(Collection entries)
[Begin]

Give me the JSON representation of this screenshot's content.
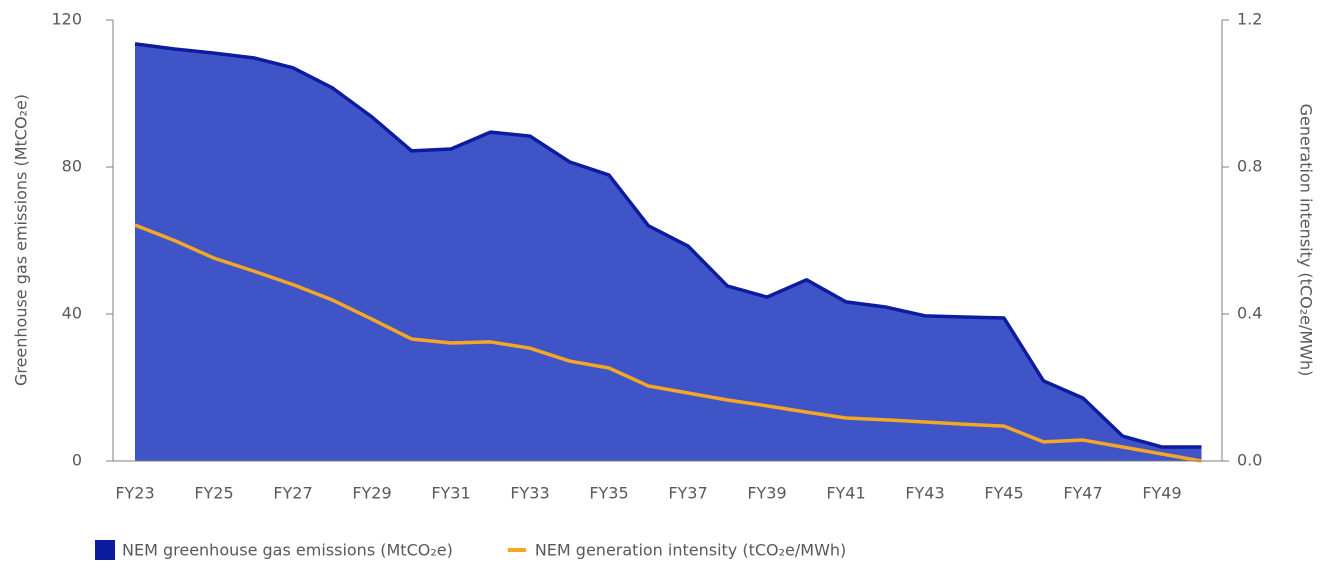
{
  "chart_data": {
    "type": "area_line",
    "categories": [
      "FY23",
      null,
      "FY25",
      null,
      "FY27",
      null,
      "FY29",
      null,
      "FY31",
      null,
      "FY33",
      null,
      "FY35",
      null,
      "FY37",
      null,
      "FY39",
      null,
      "FY41",
      null,
      "FY43",
      null,
      "FY45",
      null,
      "FY47",
      null,
      "FY49",
      null
    ],
    "series": [
      {
        "name": "NEM greenhouse gas emissions (MtCO₂e)",
        "type": "area",
        "color": "#0d1b9e",
        "fill": "#3f55c7",
        "axis": "y",
        "values": [
          113.5,
          112.1,
          111,
          109.7,
          107,
          101.5,
          93.6,
          84.4,
          84.9,
          89.5,
          88.4,
          81.4,
          77.8,
          64,
          58.5,
          47.6,
          44.6,
          49.3,
          43.3,
          41.9,
          39.5,
          39.2,
          38.9,
          21.8,
          17.1,
          6.8,
          3.8,
          3.8
        ]
      },
      {
        "name": "NEM generation intensity (tCO₂e/MWh)",
        "type": "line",
        "color": "#f5a623",
        "axis": "y2",
        "values": [
          0.642,
          0.6,
          0.552,
          0.517,
          0.48,
          0.438,
          0.386,
          0.332,
          0.321,
          0.324,
          0.307,
          0.272,
          0.253,
          0.204,
          0.185,
          0.166,
          0.15,
          0.133,
          0.117,
          0.112,
          0.106,
          0.1,
          0.095,
          0.052,
          0.057,
          0.038,
          0.019,
          0.0
        ]
      }
    ],
    "ylabel": "Greenhouse gas emissions (MtCO₂e)",
    "y2label": "Generation intensity (tCO₂e/MWh)",
    "ylim": [
      0,
      120
    ],
    "yticks": [
      0,
      40,
      80,
      120
    ],
    "y2lim": [
      0,
      1.2
    ],
    "y2ticks": [
      {
        "value": 0,
        "label": "0.0"
      },
      0.4,
      0.8,
      1.2
    ],
    "grid": false,
    "legend": "bottom"
  }
}
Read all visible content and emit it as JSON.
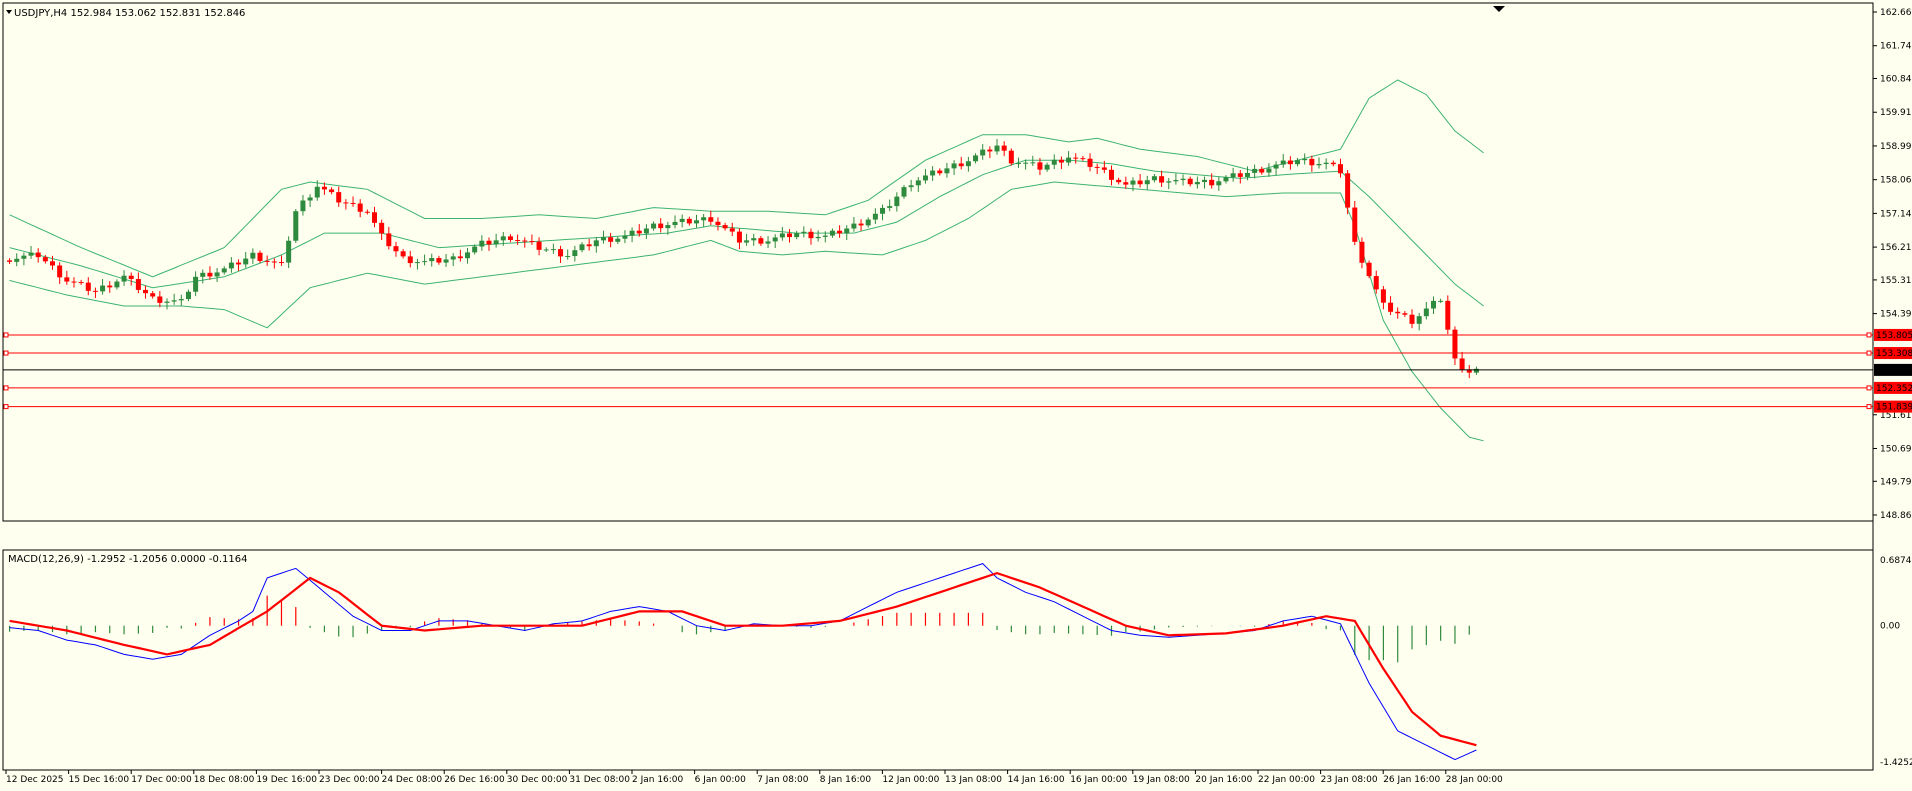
{
  "symbol_header": {
    "symbol": "USDJPY,H4",
    "ohlc": "152.984 153.062 152.831 152.846",
    "text": "USDJPY,H4  152.984 153.062 152.831 152.846"
  },
  "macd_header": {
    "text": "MACD(12,26,9) -1.2952 -1.2056 0.0000 -0.1164"
  },
  "colors": {
    "background": "#FFFFF0",
    "bull": "#2E8B3E",
    "bear": "#FF0000",
    "bands": "#3CB371",
    "macd_main": "#0000FF",
    "macd_signal": "#FF0000",
    "level_line": "#FF0000",
    "current_price_line": "#000000"
  },
  "chart_data": [
    {
      "type": "candlestick",
      "title": "USDJPY,H4",
      "ylim": [
        148.865,
        162.665
      ],
      "y_ticks": [
        "162.665",
        "161.740",
        "160.840",
        "159.915",
        "158.990",
        "158.065",
        "157.140",
        "156.215",
        "155.315",
        "154.390",
        "151.615",
        "150.690",
        "149.790",
        "148.865"
      ],
      "x_tick_labels": [
        "12 Dec 2025",
        "15 Dec 16:00",
        "17 Dec 00:00",
        "18 Dec 08:00",
        "19 Dec 16:00",
        "23 Dec 00:00",
        "24 Dec 08:00",
        "26 Dec 16:00",
        "30 Dec 00:00",
        "31 Dec 08:00",
        "2 Jan 16:00",
        "6 Jan 00:00",
        "7 Jan 08:00",
        "8 Jan 16:00",
        "12 Jan 00:00",
        "13 Jan 08:00",
        "14 Jan 16:00",
        "16 Jan 00:00",
        "19 Jan 08:00",
        "20 Jan 16:00",
        "22 Jan 00:00",
        "23 Jan 08:00",
        "26 Jan 16:00",
        "28 Jan 00:00"
      ],
      "current_price": {
        "value": 152.846,
        "label": "152.846"
      },
      "levels": [
        {
          "value": 153.805,
          "label": "153.805"
        },
        {
          "value": 153.308,
          "label": "153.308"
        },
        {
          "value": 152.352,
          "label": "152.352"
        },
        {
          "value": 151.839,
          "label": "151.839"
        }
      ],
      "close_path": [
        [
          0,
          155.9
        ],
        [
          4,
          156.0
        ],
        [
          8,
          155.3
        ],
        [
          12,
          155.0
        ],
        [
          16,
          155.4
        ],
        [
          20,
          154.8
        ],
        [
          24,
          154.7
        ],
        [
          26,
          155.4
        ],
        [
          30,
          155.6
        ],
        [
          34,
          156.0
        ],
        [
          38,
          155.7
        ],
        [
          40,
          157.2
        ],
        [
          43,
          157.9
        ],
        [
          46,
          157.5
        ],
        [
          50,
          157.2
        ],
        [
          52,
          156.5
        ],
        [
          55,
          155.9
        ],
        [
          58,
          155.8
        ],
        [
          62,
          155.9
        ],
        [
          66,
          156.3
        ],
        [
          70,
          156.5
        ],
        [
          74,
          156.2
        ],
        [
          78,
          156.0
        ],
        [
          82,
          156.4
        ],
        [
          86,
          156.5
        ],
        [
          90,
          156.8
        ],
        [
          94,
          156.9
        ],
        [
          98,
          157.0
        ],
        [
          102,
          156.4
        ],
        [
          106,
          156.4
        ],
        [
          110,
          156.6
        ],
        [
          114,
          156.5
        ],
        [
          118,
          156.8
        ],
        [
          122,
          157.2
        ],
        [
          126,
          158.0
        ],
        [
          130,
          158.3
        ],
        [
          134,
          158.6
        ],
        [
          138,
          159.0
        ],
        [
          140,
          158.6
        ],
        [
          144,
          158.4
        ],
        [
          148,
          158.7
        ],
        [
          152,
          158.4
        ],
        [
          156,
          157.9
        ],
        [
          160,
          158.1
        ],
        [
          164,
          158.0
        ],
        [
          168,
          158.0
        ],
        [
          172,
          158.2
        ],
        [
          176,
          158.4
        ],
        [
          180,
          158.6
        ],
        [
          184,
          158.5
        ],
        [
          186,
          158.3
        ],
        [
          188,
          156.3
        ],
        [
          192,
          154.6
        ],
        [
          196,
          154.2
        ],
        [
          200,
          154.8
        ],
        [
          202,
          153.1
        ],
        [
          204,
          152.8
        ],
        [
          205,
          152.846
        ]
      ],
      "bollinger_upper_path": [
        [
          0,
          157.1
        ],
        [
          10,
          156.2
        ],
        [
          20,
          155.4
        ],
        [
          30,
          156.2
        ],
        [
          38,
          157.8
        ],
        [
          42,
          158.0
        ],
        [
          50,
          157.8
        ],
        [
          58,
          157.0
        ],
        [
          66,
          157.0
        ],
        [
          74,
          157.1
        ],
        [
          82,
          157.0
        ],
        [
          90,
          157.3
        ],
        [
          98,
          157.2
        ],
        [
          106,
          157.2
        ],
        [
          114,
          157.1
        ],
        [
          120,
          157.5
        ],
        [
          128,
          158.6
        ],
        [
          136,
          159.3
        ],
        [
          142,
          159.3
        ],
        [
          148,
          159.1
        ],
        [
          152,
          159.2
        ],
        [
          158,
          158.9
        ],
        [
          166,
          158.7
        ],
        [
          174,
          158.3
        ],
        [
          182,
          158.7
        ],
        [
          186,
          158.9
        ],
        [
          190,
          160.3
        ],
        [
          194,
          160.8
        ],
        [
          198,
          160.4
        ],
        [
          202,
          159.4
        ],
        [
          206,
          158.8
        ]
      ],
      "bollinger_lower_path": [
        [
          0,
          155.3
        ],
        [
          8,
          154.9
        ],
        [
          16,
          154.6
        ],
        [
          24,
          154.6
        ],
        [
          30,
          154.5
        ],
        [
          36,
          154.0
        ],
        [
          42,
          155.1
        ],
        [
          50,
          155.5
        ],
        [
          58,
          155.2
        ],
        [
          66,
          155.4
        ],
        [
          74,
          155.6
        ],
        [
          82,
          155.8
        ],
        [
          90,
          156.0
        ],
        [
          98,
          156.4
        ],
        [
          102,
          156.1
        ],
        [
          108,
          156.0
        ],
        [
          114,
          156.1
        ],
        [
          122,
          156.0
        ],
        [
          128,
          156.4
        ],
        [
          134,
          157.0
        ],
        [
          140,
          157.8
        ],
        [
          146,
          158.0
        ],
        [
          152,
          157.9
        ],
        [
          158,
          157.8
        ],
        [
          164,
          157.7
        ],
        [
          170,
          157.6
        ],
        [
          178,
          157.7
        ],
        [
          186,
          157.7
        ],
        [
          188,
          156.8
        ],
        [
          192,
          154.2
        ],
        [
          196,
          152.8
        ],
        [
          200,
          151.8
        ],
        [
          204,
          151.0
        ],
        [
          206,
          150.9
        ]
      ],
      "bollinger_middle_path": [
        [
          0,
          156.2
        ],
        [
          10,
          155.7
        ],
        [
          20,
          155.1
        ],
        [
          30,
          155.4
        ],
        [
          38,
          156.0
        ],
        [
          44,
          156.6
        ],
        [
          52,
          156.6
        ],
        [
          60,
          156.2
        ],
        [
          68,
          156.3
        ],
        [
          76,
          156.4
        ],
        [
          84,
          156.5
        ],
        [
          92,
          156.6
        ],
        [
          98,
          156.8
        ],
        [
          104,
          156.7
        ],
        [
          110,
          156.6
        ],
        [
          118,
          156.6
        ],
        [
          124,
          156.9
        ],
        [
          130,
          157.6
        ],
        [
          136,
          158.2
        ],
        [
          142,
          158.6
        ],
        [
          148,
          158.6
        ],
        [
          154,
          158.5
        ],
        [
          160,
          158.3
        ],
        [
          166,
          158.2
        ],
        [
          172,
          158.1
        ],
        [
          178,
          158.2
        ],
        [
          186,
          158.3
        ],
        [
          190,
          157.6
        ],
        [
          194,
          156.8
        ],
        [
          198,
          156.0
        ],
        [
          202,
          155.2
        ],
        [
          206,
          154.6
        ]
      ]
    },
    {
      "type": "macd",
      "title": "MACD(12,26,9)",
      "ylim": [
        -1.4252,
        0.6874
      ],
      "y_ticks": [
        "0.6874",
        "0.00",
        "-1.4252"
      ],
      "main_path": [
        [
          0,
          -0.02
        ],
        [
          4,
          -0.05
        ],
        [
          8,
          -0.15
        ],
        [
          12,
          -0.2
        ],
        [
          16,
          -0.3
        ],
        [
          20,
          -0.35
        ],
        [
          24,
          -0.3
        ],
        [
          28,
          -0.1
        ],
        [
          32,
          0.05
        ],
        [
          34,
          0.15
        ],
        [
          36,
          0.5
        ],
        [
          40,
          0.6
        ],
        [
          44,
          0.35
        ],
        [
          48,
          0.1
        ],
        [
          52,
          -0.05
        ],
        [
          56,
          -0.05
        ],
        [
          60,
          0.05
        ],
        [
          64,
          0.05
        ],
        [
          68,
          0.0
        ],
        [
          72,
          -0.05
        ],
        [
          76,
          0.02
        ],
        [
          80,
          0.05
        ],
        [
          84,
          0.15
        ],
        [
          88,
          0.2
        ],
        [
          92,
          0.15
        ],
        [
          96,
          0.0
        ],
        [
          100,
          -0.05
        ],
        [
          104,
          0.02
        ],
        [
          108,
          0.0
        ],
        [
          112,
          0.0
        ],
        [
          116,
          0.05
        ],
        [
          120,
          0.2
        ],
        [
          124,
          0.35
        ],
        [
          128,
          0.45
        ],
        [
          132,
          0.55
        ],
        [
          136,
          0.65
        ],
        [
          138,
          0.5
        ],
        [
          142,
          0.35
        ],
        [
          146,
          0.25
        ],
        [
          150,
          0.1
        ],
        [
          154,
          -0.05
        ],
        [
          158,
          -0.1
        ],
        [
          162,
          -0.12
        ],
        [
          166,
          -0.1
        ],
        [
          170,
          -0.08
        ],
        [
          174,
          -0.05
        ],
        [
          178,
          0.05
        ],
        [
          182,
          0.1
        ],
        [
          186,
          0.02
        ],
        [
          190,
          -0.6
        ],
        [
          194,
          -1.1
        ],
        [
          198,
          -1.25
        ],
        [
          202,
          -1.4
        ],
        [
          205,
          -1.3
        ]
      ],
      "signal_path": [
        [
          0,
          0.05
        ],
        [
          8,
          -0.05
        ],
        [
          16,
          -0.2
        ],
        [
          22,
          -0.3
        ],
        [
          28,
          -0.2
        ],
        [
          36,
          0.15
        ],
        [
          42,
          0.5
        ],
        [
          46,
          0.35
        ],
        [
          52,
          0.0
        ],
        [
          58,
          -0.05
        ],
        [
          66,
          0.0
        ],
        [
          72,
          0.0
        ],
        [
          80,
          0.0
        ],
        [
          88,
          0.15
        ],
        [
          94,
          0.15
        ],
        [
          100,
          0.0
        ],
        [
          108,
          0.0
        ],
        [
          116,
          0.05
        ],
        [
          124,
          0.2
        ],
        [
          132,
          0.4
        ],
        [
          138,
          0.55
        ],
        [
          144,
          0.4
        ],
        [
          150,
          0.2
        ],
        [
          156,
          0.0
        ],
        [
          162,
          -0.1
        ],
        [
          170,
          -0.08
        ],
        [
          178,
          0.0
        ],
        [
          184,
          0.1
        ],
        [
          188,
          0.05
        ],
        [
          192,
          -0.45
        ],
        [
          196,
          -0.9
        ],
        [
          200,
          -1.15
        ],
        [
          205,
          -1.25
        ]
      ]
    }
  ]
}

[End]

**The problem:** Of the lines in the material, how many hold the word "text"? Reply with the number only.

**Correct output:** 2